◆ DATA FOR THIS EXERCISE ◆
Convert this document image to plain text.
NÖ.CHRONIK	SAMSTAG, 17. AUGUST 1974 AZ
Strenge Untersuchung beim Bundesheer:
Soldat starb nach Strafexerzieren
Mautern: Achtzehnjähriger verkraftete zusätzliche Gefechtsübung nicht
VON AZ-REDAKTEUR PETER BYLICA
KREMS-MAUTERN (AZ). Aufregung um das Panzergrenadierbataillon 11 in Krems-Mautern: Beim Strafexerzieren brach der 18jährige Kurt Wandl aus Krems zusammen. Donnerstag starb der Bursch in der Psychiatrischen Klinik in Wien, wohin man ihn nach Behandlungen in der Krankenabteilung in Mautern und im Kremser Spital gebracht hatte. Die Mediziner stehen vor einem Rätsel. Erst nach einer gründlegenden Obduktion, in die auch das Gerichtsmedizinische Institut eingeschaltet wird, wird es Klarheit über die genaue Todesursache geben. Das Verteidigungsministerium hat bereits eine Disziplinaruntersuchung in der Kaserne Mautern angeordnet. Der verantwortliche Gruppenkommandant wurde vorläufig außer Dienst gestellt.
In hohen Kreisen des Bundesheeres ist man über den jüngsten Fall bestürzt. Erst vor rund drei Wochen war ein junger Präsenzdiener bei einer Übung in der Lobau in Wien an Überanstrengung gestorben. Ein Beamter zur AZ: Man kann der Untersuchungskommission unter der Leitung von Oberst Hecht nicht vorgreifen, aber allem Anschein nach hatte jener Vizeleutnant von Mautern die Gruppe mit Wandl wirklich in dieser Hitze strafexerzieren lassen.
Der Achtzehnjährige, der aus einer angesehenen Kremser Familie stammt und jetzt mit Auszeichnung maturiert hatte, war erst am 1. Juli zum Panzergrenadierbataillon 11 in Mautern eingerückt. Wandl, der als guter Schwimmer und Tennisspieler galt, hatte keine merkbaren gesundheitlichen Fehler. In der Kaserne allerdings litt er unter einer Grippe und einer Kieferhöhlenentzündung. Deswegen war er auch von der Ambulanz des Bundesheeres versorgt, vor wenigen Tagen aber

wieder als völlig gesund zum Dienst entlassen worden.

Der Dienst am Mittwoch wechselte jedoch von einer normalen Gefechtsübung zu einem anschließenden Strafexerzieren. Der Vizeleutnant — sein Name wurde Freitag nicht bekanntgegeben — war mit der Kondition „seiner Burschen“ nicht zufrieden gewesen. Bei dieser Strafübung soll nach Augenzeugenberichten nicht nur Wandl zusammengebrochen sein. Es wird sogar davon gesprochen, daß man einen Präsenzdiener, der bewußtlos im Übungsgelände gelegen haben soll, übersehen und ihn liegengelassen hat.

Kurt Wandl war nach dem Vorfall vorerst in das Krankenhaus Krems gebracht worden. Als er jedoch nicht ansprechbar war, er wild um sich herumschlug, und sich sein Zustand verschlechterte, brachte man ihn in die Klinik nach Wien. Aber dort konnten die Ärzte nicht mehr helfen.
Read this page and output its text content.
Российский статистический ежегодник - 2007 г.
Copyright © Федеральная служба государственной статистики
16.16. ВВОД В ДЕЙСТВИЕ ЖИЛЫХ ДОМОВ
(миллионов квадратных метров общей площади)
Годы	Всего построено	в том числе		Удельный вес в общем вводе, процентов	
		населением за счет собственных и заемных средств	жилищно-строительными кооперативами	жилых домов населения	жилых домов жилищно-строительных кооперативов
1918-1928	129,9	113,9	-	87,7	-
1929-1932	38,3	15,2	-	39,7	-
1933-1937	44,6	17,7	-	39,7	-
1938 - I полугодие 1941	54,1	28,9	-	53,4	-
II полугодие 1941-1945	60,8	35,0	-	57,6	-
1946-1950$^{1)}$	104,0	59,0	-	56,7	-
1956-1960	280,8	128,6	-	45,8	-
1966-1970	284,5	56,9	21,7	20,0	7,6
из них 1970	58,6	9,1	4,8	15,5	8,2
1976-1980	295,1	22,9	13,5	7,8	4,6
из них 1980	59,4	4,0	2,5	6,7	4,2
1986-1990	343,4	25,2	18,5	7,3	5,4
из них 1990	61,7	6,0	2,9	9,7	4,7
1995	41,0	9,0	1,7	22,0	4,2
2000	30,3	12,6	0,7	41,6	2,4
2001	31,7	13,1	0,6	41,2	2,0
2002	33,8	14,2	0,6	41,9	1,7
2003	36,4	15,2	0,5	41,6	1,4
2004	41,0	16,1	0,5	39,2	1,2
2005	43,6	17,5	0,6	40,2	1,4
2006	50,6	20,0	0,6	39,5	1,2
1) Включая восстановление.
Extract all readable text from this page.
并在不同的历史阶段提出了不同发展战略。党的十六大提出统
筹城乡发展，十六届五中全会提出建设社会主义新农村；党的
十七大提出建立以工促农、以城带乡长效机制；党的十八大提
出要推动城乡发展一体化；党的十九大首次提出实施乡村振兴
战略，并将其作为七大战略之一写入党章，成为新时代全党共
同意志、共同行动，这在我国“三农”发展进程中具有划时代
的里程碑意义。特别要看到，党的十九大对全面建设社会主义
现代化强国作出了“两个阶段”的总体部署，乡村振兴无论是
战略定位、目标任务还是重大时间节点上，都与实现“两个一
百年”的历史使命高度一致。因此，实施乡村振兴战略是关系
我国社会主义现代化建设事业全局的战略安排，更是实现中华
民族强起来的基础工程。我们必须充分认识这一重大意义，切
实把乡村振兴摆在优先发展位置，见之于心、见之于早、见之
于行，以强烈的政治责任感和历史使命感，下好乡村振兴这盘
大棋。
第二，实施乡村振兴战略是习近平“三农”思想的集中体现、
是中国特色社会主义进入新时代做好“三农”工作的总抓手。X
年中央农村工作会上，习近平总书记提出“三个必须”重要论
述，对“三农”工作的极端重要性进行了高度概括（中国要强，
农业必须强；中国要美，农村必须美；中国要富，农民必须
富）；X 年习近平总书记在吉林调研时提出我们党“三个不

◆ DIRECTIONS ◆
Recopy the whole listing exactly.

◆ ANSWER IN FULL ◆
Convert this document image to plain text.
NÖ.CHRONIK	SAMSTAG, 17. AUGUST 1974 AZ
Strenge Untersuchung beim Bundesheer:
Soldat starb nach Strafexerzieren
Mautern: Achtzehnjähriger verkraftete zusätzliche Gefechtsübung nicht
VON AZ-REDAKTEUR PETER BYLICA
KREMS-MAUTERN (AZ). Aufregung um das Panzergrenadierbataillon 11 in Krems-Mautern: Beim Strafexerzieren brach der 18jährige Kurt Wandl aus Krems zusammen. Donnerstag starb der Bursch in der Psychiatrischen Klinik in Wien, wohin man ihn nach Behandlungen in der Krankenabteilung in Mautern und im Kremser Spital gebracht hatte. Die Mediziner stehen vor einem Rätsel. Erst nach einer gründlegenden Obduktion, in die auch das Gerichtsmedizinische Institut eingeschaltet wird, wird es Klarheit über die genaue Todesursache geben. Das Verteidigungsministerium hat bereits eine Disziplinaruntersuchung in der Kaserne Mautern angeordnet. Der verantwortliche Gruppenkommandant wurde vorläufig außer Dienst gestellt.
In hohen Kreisen des Bundesheeres ist man über den jüngsten Fall bestürzt. Erst vor rund drei Wochen war ein junger Präsenzdiener bei einer Übung in der Lobau in Wien an Überanstrengung gestorben. Ein Beamter zur AZ: Man kann der Untersuchungskommission unter der Leitung von Oberst Hecht nicht vorgreifen, aber allem Anschein nach hatte jener Vizeleutnant von Mautern die Gruppe mit Wandl wirklich in dieser Hitze strafexerzieren lassen.
Der Achtzehnjährige, der aus einer angesehenen Kremser Familie stammt und jetzt mit Auszeichnung maturiert hatte, war erst am 1. Juli zum Panzergrenadierbataillon 11 in Mautern eingerückt. Wandl, der als guter Schwimmer und Tennisspieler galt, hatte keine merkbaren gesundheitlichen Fehler. In der Kaserne allerdings litt er unter einer Grippe und einer Kieferhöhlenentzündung. Deswegen war er auch von der Ambulanz des Bundesheeres versorgt, vor wenigen Tagen aber

wieder als völlig gesund zum Dienst entlassen worden.

Der Dienst am Mittwoch wechselte jedoch von einer normalen Gefechtsübung zu einem anschließenden Strafexerzieren. Der Vizeleutnant — sein Name wurde Freitag nicht bekanntgegeben — war mit der Kondition „seiner Burschen“ nicht zufrieden gewesen. Bei dieser Strafübung soll nach Augenzeugenberichten nicht nur Wandl zusammengebrochen sein. Es wird sogar davon gesprochen, daß man einen Präsenzdiener, der bewußtlos im Übungsgelände gelegen haben soll, übersehen und ihn liegengelassen hat.

Kurt Wandl war nach dem Vorfall vorerst in das Krankenhaus Krems gebracht worden. Als er jedoch nicht ansprechbar war, er wild um sich herumschlug, und sich sein Zustand verschlechterte, brachte man ihn in die Klinik nach Wien. Aber dort konnten die Ärzte nicht mehr helfen.
Read this page and output its text content.
Российский статистический ежегодник - 2007 г.
Copyright © Федеральная служба государственной статистики
16.16. ВВОД В ДЕЙСТВИЕ ЖИЛЫХ ДОМОВ
(миллионов квадратных метров общей площади)
Годы	Всего построено	в том числе		Удельный вес в общем вводе, процентов	
		населением за счет собственных и заемных средств	жилищно-строительными кооперативами	жилых домов населения	жилых домов жилищно-строительных кооперативов
1918-1928	129,9	113,9	-	87,7	-
1929-1932	38,3	15,2	-	39,7	-
1933-1937	44,6	17,7	-	39,7	-
1938 - I полугодие 1941	54,1	28,9	-	53,4	-
II полугодие 1941-1945	60,8	35,0	-	57,6	-
1946-1950$^{1)}$	104,0	59,0	-	56,7	-
1956-1960	280,8	128,6	-	45,8	-
1966-1970	284,5	56,9	21,7	20,0	7,6
из них 1970	58,6	9,1	4,8	15,5	8,2
1976-1980	295,1	22,9	13,5	7,8	4,6
из них 1980	59,4	4,0	2,5	6,7	4,2
1986-1990	343,4	25,2	18,5	7,3	5,4
из них 1990	61,7	6,0	2,9	9,7	4,7
1995	41,0	9,0	1,7	22,0	4,2
2000	30,3	12,6	0,7	41,6	2,4
2001	31,7	13,1	0,6	41,2	2,0
2002	33,8	14,2	0,6	41,9	1,7
2003	36,4	15,2	0,5	41,6	1,4
2004	41,0	16,1	0,5	39,2	1,2
2005	43,6	17,5	0,6	40,2	1,4
2006	50,6	20,0	0,6	39,5	1,2
1) Включая восстановление.
Extract all readable text from this page.
并在不同的历史阶段提出了不同发展战略。党的十六大提出统
筹城乡发展，十六届五中全会提出建设社会主义新农村；党的
十七大提出建立以工促农、以城带乡长效机制；党的十八大提
出要推动城乡发展一体化；党的十九大首次提出实施乡村振兴
战略，并将其作为七大战略之一写入党章，成为新时代全党共
同意志、共同行动，这在我国“三农”发展进程中具有划时代
的里程碑意义。特别要看到，党的十九大对全面建设社会主义
现代化强国作出了“两个阶段”的总体部署，乡村振兴无论是
战略定位、目标任务还是重大时间节点上，都与实现“两个一
百年”的历史使命高度一致。因此，实施乡村振兴战略是关系
我国社会主义现代化建设事业全局的战略安排，更是实现中华
民族强起来的基础工程。我们必须充分认识这一重大意义，切
实把乡村振兴摆在优先发展位置，见之于心、见之于早、见之
于行，以强烈的政治责任感和历史使命感，下好乡村振兴这盘
大棋。
第二，实施乡村振兴战略是习近平“三农”思想的集中体现、
是中国特色社会主义进入新时代做好“三农”工作的总抓手。X
年中央农村工作会上，习近平总书记提出“三个必须”重要论
述，对“三农”工作的极端重要性进行了高度概括（中国要强，
农业必须强；中国要美，农村必须美；中国要富，农民必须
富）；X 年习近平总书记在吉林调研时提出我们党“三个不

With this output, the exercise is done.